> [Problem requirements]:
Scan each line of the records for the word "〇无〇有" and extract the ones that have it.

## START Exercise data

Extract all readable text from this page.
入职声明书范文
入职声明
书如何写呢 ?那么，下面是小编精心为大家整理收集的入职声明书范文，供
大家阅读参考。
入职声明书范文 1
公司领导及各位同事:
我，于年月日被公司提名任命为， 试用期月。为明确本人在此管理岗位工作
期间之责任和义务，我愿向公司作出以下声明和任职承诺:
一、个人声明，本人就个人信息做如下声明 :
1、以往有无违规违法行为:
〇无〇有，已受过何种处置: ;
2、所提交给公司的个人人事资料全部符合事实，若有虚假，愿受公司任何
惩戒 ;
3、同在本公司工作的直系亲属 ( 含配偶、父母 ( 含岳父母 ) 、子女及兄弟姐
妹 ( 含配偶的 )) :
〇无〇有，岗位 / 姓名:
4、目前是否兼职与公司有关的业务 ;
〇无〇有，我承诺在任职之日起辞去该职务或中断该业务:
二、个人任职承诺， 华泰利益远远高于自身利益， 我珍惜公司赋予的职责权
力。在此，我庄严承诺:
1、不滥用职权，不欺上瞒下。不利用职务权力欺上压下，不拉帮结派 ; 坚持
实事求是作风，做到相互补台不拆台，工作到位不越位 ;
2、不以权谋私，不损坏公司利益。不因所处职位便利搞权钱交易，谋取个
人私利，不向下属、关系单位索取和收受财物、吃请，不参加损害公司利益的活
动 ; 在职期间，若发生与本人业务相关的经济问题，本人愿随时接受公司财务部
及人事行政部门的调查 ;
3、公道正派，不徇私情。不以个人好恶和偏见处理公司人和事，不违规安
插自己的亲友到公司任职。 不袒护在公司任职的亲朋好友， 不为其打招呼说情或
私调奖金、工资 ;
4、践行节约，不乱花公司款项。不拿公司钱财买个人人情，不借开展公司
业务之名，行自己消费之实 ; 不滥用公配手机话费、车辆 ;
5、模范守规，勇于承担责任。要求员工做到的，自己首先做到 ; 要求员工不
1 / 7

## END Exercise data

> [Task answer]:
〇无〇有，已受过何种处置: ;
〇无〇有，岗位 / 姓名:
〇无〇有，我承诺在任职之日起辞去该职务或中断该业务:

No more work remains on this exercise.